**** GIVEN RECORDS

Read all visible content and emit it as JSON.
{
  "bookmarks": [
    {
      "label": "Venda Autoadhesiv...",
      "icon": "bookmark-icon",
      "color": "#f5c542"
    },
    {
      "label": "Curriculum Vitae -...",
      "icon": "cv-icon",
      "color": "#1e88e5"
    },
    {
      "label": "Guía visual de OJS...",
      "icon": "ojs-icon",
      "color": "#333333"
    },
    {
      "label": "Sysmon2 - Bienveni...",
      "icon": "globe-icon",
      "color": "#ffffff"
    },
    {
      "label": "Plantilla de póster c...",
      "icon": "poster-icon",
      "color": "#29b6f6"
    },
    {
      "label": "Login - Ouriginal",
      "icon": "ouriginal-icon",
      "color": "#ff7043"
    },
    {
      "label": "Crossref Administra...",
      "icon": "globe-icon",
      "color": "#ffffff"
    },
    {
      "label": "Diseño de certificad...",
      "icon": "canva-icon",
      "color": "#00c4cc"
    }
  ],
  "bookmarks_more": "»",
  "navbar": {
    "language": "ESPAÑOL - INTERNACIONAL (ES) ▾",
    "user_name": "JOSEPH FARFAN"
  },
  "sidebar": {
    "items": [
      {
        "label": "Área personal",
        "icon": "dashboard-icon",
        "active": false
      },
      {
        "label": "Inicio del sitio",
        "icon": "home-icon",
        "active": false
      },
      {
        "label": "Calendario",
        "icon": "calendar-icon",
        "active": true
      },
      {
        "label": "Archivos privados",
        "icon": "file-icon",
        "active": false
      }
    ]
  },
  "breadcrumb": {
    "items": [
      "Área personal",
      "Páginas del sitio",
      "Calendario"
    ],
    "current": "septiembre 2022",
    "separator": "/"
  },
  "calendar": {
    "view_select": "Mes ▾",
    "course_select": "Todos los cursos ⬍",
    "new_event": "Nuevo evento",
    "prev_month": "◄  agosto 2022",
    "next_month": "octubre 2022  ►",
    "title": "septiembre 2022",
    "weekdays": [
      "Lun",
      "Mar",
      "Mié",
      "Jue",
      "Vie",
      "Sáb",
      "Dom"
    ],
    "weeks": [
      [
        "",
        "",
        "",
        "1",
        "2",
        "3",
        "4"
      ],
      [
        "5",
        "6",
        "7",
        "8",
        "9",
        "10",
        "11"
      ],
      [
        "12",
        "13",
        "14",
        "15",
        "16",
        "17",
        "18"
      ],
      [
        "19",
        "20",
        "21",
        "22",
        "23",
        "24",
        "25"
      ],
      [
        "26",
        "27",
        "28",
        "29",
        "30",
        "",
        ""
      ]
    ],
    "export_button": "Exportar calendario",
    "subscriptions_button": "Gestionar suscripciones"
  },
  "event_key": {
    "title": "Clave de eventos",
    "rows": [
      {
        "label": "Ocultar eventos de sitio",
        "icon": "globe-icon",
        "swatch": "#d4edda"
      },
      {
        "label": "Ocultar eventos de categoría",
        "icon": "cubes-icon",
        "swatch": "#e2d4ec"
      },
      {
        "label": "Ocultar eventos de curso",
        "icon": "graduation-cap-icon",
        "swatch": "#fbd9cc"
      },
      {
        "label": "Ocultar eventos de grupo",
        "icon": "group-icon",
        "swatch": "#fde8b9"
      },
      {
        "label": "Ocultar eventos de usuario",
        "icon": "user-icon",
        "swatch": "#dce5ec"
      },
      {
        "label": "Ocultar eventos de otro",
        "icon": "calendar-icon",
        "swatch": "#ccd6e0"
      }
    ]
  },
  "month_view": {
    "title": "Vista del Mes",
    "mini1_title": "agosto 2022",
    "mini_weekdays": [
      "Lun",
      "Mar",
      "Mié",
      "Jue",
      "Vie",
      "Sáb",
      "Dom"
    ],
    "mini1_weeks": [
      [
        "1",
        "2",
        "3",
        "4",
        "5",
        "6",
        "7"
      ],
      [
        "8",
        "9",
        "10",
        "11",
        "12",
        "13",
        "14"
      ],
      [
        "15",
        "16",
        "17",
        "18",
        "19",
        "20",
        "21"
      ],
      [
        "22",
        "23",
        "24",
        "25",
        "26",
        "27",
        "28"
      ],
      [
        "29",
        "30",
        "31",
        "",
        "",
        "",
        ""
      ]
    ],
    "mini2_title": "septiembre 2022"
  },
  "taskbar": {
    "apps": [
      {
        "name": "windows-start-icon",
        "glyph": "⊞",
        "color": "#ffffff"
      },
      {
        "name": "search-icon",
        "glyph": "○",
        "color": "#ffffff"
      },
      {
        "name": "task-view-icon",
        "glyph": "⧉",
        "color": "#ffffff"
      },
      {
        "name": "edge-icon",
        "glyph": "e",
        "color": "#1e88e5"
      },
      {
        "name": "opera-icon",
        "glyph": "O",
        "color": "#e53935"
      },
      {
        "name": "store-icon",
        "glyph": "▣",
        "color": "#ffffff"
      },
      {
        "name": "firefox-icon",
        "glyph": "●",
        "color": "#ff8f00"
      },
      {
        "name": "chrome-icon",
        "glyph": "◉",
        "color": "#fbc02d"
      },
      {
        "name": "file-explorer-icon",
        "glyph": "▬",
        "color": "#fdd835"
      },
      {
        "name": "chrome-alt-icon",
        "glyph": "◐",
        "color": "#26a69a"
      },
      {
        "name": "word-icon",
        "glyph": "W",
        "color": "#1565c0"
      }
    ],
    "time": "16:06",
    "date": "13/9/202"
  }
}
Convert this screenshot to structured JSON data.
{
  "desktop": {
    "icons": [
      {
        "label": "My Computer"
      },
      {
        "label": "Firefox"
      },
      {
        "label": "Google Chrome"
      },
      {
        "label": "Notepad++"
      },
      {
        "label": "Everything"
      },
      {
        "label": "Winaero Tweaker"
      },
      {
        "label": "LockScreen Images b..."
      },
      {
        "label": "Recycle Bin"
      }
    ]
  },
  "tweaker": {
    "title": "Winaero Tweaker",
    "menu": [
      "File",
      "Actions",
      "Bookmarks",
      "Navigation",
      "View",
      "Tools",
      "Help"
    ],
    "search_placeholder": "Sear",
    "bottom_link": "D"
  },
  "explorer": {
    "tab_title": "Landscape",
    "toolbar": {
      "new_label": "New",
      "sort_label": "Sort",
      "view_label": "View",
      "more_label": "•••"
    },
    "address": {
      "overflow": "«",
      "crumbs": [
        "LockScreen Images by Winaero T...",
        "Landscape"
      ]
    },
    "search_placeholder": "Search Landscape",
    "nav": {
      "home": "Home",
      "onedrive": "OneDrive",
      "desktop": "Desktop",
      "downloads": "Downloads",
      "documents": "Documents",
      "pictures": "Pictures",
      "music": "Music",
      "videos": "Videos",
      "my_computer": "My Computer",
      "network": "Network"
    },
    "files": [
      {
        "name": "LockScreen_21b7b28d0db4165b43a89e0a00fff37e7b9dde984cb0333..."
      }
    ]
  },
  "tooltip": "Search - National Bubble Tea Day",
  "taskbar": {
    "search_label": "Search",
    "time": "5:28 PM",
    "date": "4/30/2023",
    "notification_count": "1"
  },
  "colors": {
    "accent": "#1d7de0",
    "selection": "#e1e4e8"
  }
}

********

▶ SHORT PROBLEM:
Give again only the lines starting at the one that contains "Convert this screenshot" and running to the end of the data.

▶ SOLUTION FOR THIS TASK:
Convert this screenshot to structured JSON data.
{
  "desktop": {
    "icons": [
      {
        "label": "My Computer"
      },
      {
        "label": "Firefox"
      },
      {
        "label": "Google Chrome"
      },
      {
        "label": "Notepad++"
      },
      {
        "label": "Everything"
      },
      {
        "label": "Winaero Tweaker"
      },
      {
        "label": "LockScreen Images b..."
      },
      {
        "label": "Recycle Bin"
      }
    ]
  },
  "tweaker": {
    "title": "Winaero Tweaker",
    "menu": [
      "File",
      "Actions",
      "Bookmarks",
      "Navigation",
      "View",
      "Tools",
      "Help"
    ],
    "search_placeholder": "Sear",
    "bottom_link": "D"
  },
  "explorer": {
    "tab_title": "Landscape",
    "toolbar": {
      "new_label": "New",
      "sort_label": "Sort",
      "view_label": "View",
      "more_label": "•••"
    },
    "address": {
      "overflow": "«",
      "crumbs": [
        "LockScreen Images by Winaero T...",
        "Landscape"
      ]
    },
    "search_placeholder": "Search Landscape",
    "nav": {
      "home": "Home",
      "onedrive": "OneDrive",
      "desktop": "Desktop",
      "downloads": "Downloads",
      "documents": "Documents",
      "pictures": "Pictures",
      "music": "Music",
      "videos": "Videos",
      "my_computer": "My Computer",
      "network": "Network"
    },
    "files": [
      {
        "name": "LockScreen_21b7b28d0db4165b43a89e0a00fff37e7b9dde984cb0333..."
      }
    ]
  },
  "tooltip": "Search - National Bubble Tea Day",
  "taskbar": {
    "search_label": "Search",
    "time": "5:28 PM",
    "date": "4/30/2023",
    "notification_count": "1"
  },
  "colors": {
    "accent": "#1d7de0",
    "selection": "#e1e4e8"
  }
}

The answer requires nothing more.